### DATA TO USE
#####
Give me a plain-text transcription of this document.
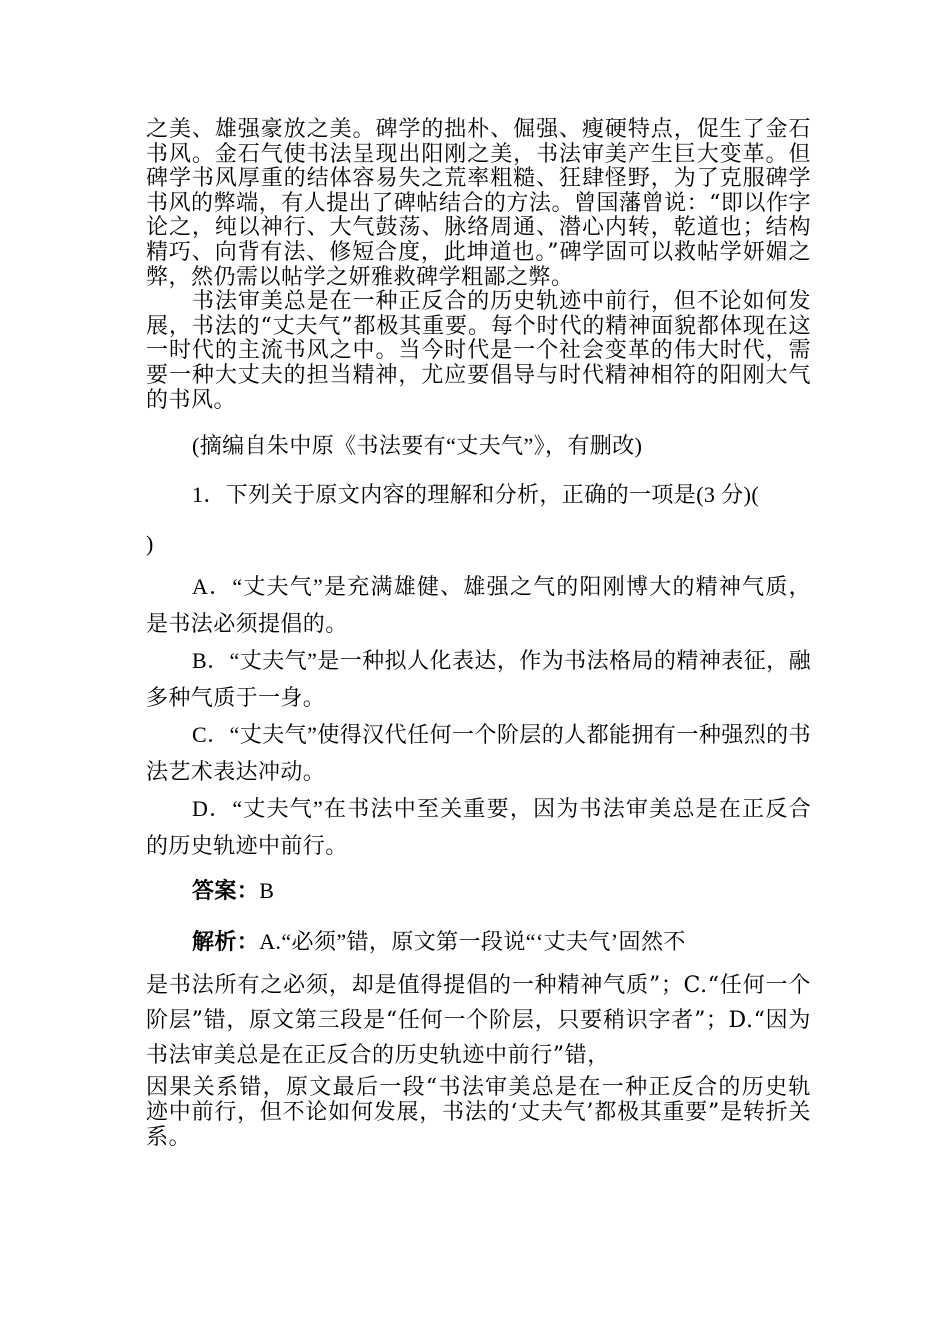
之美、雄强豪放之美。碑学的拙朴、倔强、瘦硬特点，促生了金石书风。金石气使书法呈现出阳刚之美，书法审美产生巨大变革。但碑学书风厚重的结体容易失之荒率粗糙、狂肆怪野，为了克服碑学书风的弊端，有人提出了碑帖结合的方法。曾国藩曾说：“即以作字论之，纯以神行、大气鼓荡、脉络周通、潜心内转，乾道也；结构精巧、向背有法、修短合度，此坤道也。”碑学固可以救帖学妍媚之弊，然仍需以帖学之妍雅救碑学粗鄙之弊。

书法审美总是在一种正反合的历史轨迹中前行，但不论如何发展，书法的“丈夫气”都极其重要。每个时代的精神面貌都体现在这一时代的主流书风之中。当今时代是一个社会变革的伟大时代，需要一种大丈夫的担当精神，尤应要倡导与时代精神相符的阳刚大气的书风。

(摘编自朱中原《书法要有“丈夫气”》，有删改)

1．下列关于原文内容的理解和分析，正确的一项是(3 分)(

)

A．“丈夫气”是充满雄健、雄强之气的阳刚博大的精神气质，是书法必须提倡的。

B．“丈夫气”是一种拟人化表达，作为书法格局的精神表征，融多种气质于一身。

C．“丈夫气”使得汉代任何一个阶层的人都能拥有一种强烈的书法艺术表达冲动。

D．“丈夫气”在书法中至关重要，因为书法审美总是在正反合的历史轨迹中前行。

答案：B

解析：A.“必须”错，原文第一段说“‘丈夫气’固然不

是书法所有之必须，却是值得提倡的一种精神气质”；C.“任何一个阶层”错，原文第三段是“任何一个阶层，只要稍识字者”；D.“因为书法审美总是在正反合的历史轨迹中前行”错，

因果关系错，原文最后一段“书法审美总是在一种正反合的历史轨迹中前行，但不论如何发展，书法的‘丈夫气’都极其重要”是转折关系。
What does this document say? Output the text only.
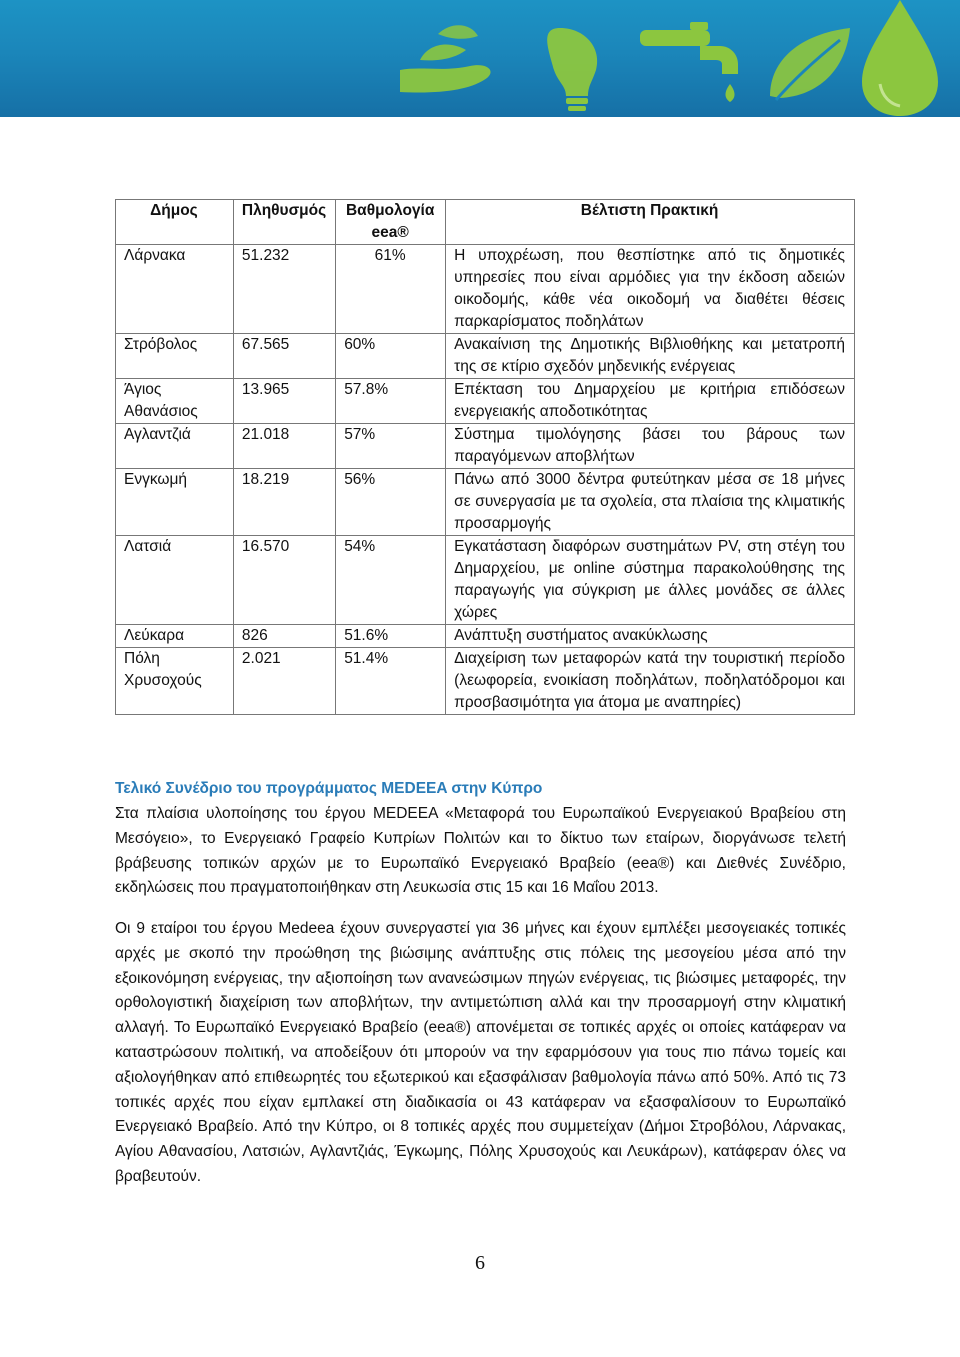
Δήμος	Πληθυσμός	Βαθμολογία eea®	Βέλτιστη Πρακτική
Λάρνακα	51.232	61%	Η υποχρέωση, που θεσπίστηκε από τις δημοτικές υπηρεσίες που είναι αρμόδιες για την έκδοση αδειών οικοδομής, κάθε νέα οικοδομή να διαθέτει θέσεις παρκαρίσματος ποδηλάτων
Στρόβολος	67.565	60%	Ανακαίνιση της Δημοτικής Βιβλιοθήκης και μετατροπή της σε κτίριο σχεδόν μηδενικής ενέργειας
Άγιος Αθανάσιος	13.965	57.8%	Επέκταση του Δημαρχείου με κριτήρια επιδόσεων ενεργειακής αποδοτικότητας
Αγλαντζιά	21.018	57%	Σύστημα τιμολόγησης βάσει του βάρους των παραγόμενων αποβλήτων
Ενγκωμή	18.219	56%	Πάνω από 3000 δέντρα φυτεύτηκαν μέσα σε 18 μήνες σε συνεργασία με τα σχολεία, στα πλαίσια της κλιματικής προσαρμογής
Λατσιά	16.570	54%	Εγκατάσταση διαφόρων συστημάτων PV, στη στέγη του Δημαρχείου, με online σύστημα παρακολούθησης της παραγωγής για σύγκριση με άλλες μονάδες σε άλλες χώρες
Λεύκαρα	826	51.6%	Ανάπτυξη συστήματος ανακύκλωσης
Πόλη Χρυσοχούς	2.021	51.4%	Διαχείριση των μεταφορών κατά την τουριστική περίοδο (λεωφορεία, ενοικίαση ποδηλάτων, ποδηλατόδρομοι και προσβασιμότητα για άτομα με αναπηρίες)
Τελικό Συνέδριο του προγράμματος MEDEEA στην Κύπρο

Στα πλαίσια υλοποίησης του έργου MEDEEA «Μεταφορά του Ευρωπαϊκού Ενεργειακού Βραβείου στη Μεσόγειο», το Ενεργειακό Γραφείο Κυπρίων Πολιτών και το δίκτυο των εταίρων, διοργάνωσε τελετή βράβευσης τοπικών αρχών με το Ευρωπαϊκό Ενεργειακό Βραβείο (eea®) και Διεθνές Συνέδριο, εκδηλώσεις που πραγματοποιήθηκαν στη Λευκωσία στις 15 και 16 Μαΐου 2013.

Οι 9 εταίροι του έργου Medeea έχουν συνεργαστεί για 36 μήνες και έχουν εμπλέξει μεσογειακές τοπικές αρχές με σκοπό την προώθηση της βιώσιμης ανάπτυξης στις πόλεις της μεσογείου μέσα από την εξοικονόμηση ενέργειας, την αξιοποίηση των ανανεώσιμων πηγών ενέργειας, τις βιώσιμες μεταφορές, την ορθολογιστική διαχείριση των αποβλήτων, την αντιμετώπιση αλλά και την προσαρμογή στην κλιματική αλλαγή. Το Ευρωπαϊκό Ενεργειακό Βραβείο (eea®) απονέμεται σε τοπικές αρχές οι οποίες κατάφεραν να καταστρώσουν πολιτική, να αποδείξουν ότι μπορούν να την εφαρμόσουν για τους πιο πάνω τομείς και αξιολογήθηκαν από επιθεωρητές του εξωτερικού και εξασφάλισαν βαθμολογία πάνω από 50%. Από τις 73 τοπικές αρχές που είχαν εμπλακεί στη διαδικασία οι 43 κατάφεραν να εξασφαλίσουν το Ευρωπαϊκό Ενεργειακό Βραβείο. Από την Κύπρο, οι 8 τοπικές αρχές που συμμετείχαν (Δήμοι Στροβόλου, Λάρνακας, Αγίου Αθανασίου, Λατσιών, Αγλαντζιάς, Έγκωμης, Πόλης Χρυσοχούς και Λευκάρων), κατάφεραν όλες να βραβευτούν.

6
#####
### SHORT EXERCISE
Where a line of the data holds "Δημαρχείου", show that line.

### EXERCISE OUTPUT
Άγιος Αθανάσιος	13.965	57.8%	Επέκταση του Δημαρχείου με κριτήρια επιδόσεων ενεργειακής αποδοτικότητας
Λατσιά	16.570	54%	Εγκατάσταση διαφόρων συστημάτων PV, στη στέγη του Δημαρχείου, με online σύστημα παρακολούθησης της παραγωγής για σύγκριση με άλλες μονάδες σε άλλες χώρες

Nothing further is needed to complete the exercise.